DIRECTIONS: Produce the listing below again, exactly as shown.

RECORDED INFORMATION:
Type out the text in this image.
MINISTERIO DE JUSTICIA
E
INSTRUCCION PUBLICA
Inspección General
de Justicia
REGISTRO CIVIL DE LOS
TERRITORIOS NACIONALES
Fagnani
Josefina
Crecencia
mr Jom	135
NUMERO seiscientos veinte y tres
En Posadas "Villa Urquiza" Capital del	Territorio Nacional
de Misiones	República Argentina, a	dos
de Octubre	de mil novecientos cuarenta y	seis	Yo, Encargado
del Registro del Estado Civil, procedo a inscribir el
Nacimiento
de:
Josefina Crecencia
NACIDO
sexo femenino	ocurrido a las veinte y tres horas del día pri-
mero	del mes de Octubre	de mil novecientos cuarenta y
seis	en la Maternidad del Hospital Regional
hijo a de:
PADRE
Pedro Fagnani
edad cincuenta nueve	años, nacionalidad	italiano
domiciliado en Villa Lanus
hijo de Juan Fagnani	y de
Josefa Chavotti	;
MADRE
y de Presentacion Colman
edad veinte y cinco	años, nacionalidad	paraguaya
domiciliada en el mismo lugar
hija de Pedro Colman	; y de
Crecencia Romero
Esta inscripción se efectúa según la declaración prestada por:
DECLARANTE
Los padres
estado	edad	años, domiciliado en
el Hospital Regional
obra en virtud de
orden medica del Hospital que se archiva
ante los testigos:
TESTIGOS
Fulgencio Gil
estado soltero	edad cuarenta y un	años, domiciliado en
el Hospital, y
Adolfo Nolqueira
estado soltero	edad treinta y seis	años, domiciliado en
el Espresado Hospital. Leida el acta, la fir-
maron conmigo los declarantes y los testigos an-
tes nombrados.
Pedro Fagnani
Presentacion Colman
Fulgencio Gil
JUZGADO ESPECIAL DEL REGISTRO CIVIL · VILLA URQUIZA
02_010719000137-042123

ANSWER FOR THIS EXERCISE:
Type out the text in this image.
MINISTERIO DE JUSTICIA
E
INSTRUCCION PUBLICA
Inspección General
de Justicia
REGISTRO CIVIL DE LOS
TERRITORIOS NACIONALES
Fagnani
Josefina
Crecencia
mr Jom	135
NUMERO seiscientos veinte y tres
En Posadas "Villa Urquiza" Capital del	Territorio Nacional
de Misiones	República Argentina, a	dos
de Octubre	de mil novecientos cuarenta y	seis	Yo, Encargado
del Registro del Estado Civil, procedo a inscribir el
Nacimiento
de:
Josefina Crecencia
NACIDO
sexo femenino	ocurrido a las veinte y tres horas del día pri-
mero	del mes de Octubre	de mil novecientos cuarenta y
seis	en la Maternidad del Hospital Regional
hijo a de:
PADRE
Pedro Fagnani
edad cincuenta nueve	años, nacionalidad	italiano
domiciliado en Villa Lanus
hijo de Juan Fagnani	y de
Josefa Chavotti	;
MADRE
y de Presentacion Colman
edad veinte y cinco	años, nacionalidad	paraguaya
domiciliada en el mismo lugar
hija de Pedro Colman	; y de
Crecencia Romero
Esta inscripción se efectúa según la declaración prestada por:
DECLARANTE
Los padres
estado	edad	años, domiciliado en
el Hospital Regional
obra en virtud de
orden medica del Hospital que se archiva
ante los testigos:
TESTIGOS
Fulgencio Gil
estado soltero	edad cuarenta y un	años, domiciliado en
el Hospital, y
Adolfo Nolqueira
estado soltero	edad treinta y seis	años, domiciliado en
el Espresado Hospital. Leida el acta, la fir-
maron conmigo los declarantes y los testigos an-
tes nombrados.
Pedro Fagnani
Presentacion Colman
Fulgencio Gil
JUZGADO ESPECIAL DEL REGISTRO CIVIL · VILLA URQUIZA
02_010719000137-042123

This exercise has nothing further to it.